● Data for processing:
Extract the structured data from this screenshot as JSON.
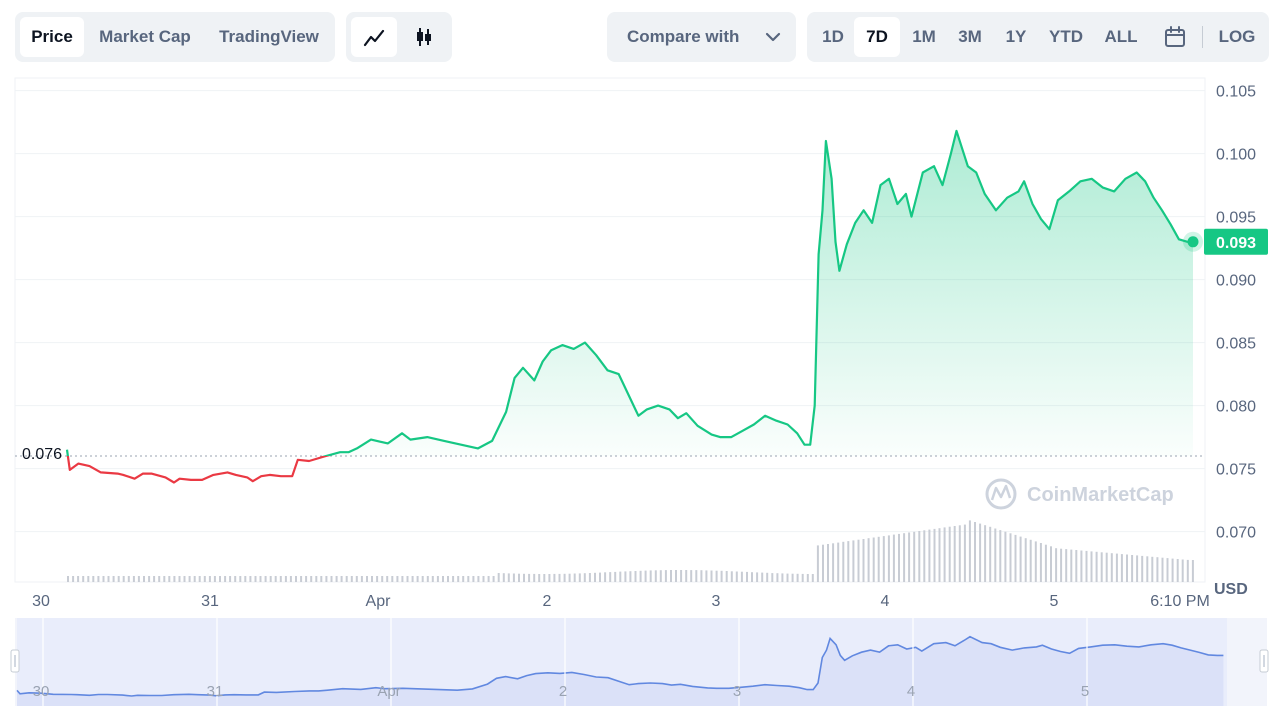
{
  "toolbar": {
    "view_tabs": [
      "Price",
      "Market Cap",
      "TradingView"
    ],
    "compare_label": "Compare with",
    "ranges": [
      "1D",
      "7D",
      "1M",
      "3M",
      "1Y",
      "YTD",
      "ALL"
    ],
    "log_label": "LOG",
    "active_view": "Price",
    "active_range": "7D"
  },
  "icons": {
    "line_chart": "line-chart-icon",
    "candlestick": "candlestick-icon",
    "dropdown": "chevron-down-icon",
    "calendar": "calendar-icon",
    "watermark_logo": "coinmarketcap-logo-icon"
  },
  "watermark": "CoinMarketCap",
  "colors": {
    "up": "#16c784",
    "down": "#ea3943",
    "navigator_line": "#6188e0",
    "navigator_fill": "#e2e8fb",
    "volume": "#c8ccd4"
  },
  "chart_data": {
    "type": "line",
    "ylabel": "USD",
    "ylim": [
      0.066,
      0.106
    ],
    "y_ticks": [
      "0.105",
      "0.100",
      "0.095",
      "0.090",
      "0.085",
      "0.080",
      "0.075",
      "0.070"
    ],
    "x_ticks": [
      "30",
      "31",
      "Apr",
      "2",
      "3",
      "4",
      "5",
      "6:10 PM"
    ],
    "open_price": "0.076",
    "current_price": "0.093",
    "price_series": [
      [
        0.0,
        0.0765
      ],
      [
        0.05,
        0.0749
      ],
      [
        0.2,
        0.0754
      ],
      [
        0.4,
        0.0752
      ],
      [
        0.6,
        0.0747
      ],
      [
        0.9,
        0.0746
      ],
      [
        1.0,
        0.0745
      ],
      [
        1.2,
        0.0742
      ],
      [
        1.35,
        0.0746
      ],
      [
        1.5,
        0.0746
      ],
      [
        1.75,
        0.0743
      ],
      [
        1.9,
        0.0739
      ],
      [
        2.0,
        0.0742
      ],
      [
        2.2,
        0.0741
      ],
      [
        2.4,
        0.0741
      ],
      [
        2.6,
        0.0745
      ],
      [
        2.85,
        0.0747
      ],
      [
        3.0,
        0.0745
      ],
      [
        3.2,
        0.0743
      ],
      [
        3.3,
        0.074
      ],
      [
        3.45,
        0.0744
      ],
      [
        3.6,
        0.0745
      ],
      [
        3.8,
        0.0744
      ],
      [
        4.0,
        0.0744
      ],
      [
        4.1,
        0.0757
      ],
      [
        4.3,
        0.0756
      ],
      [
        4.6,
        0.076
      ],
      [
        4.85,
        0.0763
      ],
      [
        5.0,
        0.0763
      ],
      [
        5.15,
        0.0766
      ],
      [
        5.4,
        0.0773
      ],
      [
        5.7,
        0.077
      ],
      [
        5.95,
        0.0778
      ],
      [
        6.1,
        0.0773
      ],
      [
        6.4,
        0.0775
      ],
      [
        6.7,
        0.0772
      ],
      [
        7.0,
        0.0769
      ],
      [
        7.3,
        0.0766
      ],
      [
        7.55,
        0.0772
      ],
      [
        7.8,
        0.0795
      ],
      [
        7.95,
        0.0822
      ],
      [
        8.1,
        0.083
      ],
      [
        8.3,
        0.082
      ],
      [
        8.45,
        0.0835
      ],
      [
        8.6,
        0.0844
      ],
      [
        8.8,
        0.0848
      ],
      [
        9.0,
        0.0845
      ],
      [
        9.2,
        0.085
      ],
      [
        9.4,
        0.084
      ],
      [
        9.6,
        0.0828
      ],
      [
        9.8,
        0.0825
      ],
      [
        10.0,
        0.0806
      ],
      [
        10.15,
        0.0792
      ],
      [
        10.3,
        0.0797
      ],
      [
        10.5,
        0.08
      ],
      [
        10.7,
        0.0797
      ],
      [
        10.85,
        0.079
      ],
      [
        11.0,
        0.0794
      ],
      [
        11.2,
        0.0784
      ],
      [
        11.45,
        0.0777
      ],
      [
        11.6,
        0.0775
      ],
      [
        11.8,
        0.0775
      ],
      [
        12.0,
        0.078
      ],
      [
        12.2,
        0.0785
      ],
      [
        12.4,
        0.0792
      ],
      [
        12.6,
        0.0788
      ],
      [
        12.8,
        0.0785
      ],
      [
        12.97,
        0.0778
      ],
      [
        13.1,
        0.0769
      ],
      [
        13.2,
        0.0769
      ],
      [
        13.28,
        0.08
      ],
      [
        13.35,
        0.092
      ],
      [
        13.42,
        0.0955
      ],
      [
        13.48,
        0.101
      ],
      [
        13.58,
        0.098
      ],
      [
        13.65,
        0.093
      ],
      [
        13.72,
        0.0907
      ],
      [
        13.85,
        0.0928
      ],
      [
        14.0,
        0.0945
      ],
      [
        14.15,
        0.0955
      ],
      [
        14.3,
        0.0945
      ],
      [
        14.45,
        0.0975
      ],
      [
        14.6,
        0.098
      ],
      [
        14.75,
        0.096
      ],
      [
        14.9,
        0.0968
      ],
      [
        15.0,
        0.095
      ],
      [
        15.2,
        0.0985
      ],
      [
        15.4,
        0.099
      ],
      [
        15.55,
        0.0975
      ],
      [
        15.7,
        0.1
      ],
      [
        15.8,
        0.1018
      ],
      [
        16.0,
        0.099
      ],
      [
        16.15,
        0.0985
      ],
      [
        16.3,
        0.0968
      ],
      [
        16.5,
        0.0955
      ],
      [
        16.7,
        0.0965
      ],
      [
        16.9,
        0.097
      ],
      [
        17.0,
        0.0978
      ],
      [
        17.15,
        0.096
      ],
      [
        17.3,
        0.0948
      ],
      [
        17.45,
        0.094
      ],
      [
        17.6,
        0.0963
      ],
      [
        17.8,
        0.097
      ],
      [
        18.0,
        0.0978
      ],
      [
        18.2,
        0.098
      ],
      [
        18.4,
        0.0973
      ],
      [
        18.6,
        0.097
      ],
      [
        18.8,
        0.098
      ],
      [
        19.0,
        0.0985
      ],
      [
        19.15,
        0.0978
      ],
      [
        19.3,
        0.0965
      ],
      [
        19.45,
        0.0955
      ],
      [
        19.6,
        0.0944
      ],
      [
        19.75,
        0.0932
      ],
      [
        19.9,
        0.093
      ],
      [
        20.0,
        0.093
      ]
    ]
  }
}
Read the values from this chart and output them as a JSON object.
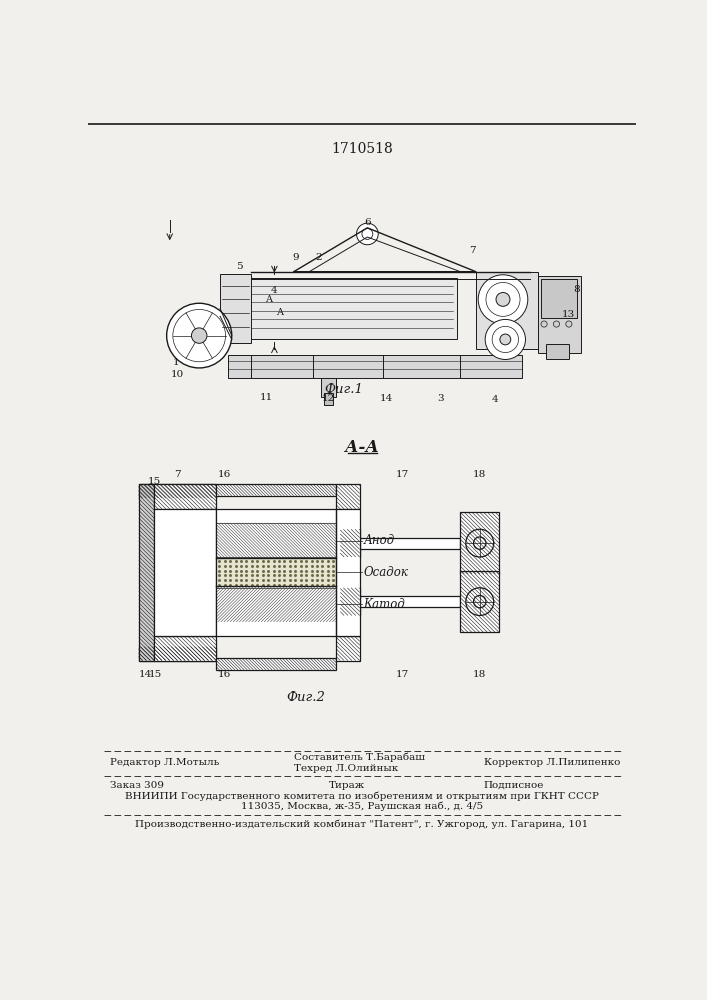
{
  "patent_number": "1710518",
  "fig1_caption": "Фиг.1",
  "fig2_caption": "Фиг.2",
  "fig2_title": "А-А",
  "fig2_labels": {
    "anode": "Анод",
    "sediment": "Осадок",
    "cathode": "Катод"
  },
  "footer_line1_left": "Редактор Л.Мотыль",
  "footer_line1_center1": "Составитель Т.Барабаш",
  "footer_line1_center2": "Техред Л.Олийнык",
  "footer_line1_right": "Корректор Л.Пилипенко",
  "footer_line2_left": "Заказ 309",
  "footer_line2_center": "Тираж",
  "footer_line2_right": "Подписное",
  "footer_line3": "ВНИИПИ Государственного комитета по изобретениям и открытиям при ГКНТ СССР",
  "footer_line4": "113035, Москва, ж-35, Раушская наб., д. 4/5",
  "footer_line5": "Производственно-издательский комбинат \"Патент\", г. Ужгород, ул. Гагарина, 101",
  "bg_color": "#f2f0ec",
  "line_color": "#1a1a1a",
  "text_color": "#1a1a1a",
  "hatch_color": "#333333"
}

● What is required: Return only those lines of the records that contain the string "this".

● Correct result:
Extract the structured data from this screenshot as JSON.
Read the values from this chart and output them as a JSON object.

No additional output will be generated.